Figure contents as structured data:
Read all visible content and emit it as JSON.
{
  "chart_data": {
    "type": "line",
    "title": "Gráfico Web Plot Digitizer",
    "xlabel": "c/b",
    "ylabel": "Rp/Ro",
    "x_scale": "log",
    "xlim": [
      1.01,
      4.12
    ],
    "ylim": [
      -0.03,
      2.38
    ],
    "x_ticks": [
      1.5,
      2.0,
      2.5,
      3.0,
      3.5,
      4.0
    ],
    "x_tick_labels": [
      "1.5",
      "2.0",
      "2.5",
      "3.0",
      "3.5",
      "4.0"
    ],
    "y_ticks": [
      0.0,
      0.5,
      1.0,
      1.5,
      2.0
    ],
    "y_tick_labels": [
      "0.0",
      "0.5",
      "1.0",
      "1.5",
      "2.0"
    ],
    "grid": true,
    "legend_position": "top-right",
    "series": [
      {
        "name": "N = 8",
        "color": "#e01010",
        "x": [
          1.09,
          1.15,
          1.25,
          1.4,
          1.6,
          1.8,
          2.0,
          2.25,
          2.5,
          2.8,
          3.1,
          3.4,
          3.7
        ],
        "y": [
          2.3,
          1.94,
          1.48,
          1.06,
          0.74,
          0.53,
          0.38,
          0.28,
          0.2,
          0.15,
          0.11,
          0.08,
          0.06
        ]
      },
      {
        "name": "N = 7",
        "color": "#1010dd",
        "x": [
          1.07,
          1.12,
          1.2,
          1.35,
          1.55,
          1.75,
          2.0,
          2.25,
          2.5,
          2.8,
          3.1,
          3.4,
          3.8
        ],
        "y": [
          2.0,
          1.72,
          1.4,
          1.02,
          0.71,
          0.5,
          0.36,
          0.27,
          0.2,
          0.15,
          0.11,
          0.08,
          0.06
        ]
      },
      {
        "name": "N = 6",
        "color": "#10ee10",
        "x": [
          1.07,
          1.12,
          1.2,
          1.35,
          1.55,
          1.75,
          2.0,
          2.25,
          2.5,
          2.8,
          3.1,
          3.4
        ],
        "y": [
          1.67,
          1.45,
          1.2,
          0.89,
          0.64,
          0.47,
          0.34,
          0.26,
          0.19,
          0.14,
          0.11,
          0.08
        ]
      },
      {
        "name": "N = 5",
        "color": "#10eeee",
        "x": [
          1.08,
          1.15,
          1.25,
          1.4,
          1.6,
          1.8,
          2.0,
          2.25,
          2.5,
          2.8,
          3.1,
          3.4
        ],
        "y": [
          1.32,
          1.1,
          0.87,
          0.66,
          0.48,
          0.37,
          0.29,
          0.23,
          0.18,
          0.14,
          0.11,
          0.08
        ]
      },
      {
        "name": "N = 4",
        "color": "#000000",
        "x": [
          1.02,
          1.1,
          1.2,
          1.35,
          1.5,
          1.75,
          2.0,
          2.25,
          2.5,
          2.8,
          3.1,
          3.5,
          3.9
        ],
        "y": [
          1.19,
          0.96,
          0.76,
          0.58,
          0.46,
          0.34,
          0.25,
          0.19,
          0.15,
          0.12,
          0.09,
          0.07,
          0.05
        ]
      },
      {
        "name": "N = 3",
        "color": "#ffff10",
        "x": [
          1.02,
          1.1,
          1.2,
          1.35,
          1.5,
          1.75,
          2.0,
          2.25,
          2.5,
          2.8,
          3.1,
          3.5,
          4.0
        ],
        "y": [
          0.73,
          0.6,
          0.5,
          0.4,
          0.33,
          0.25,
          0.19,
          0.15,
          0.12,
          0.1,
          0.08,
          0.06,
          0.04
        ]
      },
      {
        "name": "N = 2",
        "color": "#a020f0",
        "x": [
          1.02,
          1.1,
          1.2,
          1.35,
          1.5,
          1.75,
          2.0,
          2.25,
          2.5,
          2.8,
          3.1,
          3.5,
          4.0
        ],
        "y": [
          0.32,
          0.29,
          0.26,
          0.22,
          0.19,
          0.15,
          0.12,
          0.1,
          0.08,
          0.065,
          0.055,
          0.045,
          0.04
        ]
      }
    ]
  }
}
---
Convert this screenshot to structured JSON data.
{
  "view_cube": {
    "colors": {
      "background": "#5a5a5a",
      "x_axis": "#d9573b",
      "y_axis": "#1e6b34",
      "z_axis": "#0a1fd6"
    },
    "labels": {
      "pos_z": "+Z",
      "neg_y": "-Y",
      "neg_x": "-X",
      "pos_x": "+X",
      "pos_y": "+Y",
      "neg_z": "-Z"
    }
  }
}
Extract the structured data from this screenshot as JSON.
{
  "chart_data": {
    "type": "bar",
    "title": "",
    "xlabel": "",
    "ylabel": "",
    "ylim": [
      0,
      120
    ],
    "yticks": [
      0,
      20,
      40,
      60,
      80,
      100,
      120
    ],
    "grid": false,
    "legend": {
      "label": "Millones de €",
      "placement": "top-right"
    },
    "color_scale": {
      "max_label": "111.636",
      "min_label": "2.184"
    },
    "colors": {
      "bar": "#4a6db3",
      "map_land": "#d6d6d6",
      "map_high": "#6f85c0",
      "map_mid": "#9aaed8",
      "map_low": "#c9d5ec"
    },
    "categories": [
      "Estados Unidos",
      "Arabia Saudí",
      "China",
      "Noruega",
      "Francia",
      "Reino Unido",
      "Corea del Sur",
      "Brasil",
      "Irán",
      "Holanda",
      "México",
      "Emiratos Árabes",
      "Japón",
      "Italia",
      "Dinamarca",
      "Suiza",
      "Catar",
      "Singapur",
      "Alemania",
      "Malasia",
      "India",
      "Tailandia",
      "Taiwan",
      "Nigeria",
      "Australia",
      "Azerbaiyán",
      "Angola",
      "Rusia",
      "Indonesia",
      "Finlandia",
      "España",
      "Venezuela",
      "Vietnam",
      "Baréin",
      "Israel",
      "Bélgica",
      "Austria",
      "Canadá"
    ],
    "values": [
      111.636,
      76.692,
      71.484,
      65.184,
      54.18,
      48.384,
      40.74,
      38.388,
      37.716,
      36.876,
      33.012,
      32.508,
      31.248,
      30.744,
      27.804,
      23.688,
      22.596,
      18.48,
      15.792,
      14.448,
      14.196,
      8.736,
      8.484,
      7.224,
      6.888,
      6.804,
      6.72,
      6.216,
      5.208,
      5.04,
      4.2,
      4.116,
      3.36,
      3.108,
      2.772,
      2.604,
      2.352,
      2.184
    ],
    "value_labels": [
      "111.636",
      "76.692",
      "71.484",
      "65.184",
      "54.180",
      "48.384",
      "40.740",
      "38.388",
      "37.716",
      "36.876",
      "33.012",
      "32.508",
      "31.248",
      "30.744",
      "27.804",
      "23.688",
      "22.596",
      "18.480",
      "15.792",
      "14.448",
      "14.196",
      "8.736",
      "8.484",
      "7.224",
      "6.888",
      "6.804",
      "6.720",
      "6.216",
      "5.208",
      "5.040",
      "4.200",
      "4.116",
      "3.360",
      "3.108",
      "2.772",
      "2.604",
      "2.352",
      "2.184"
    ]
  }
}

■ **The request**
Say, as a single number and nothing more, how many lines of the entries contain the word "JSON".

■ **Correct output**
3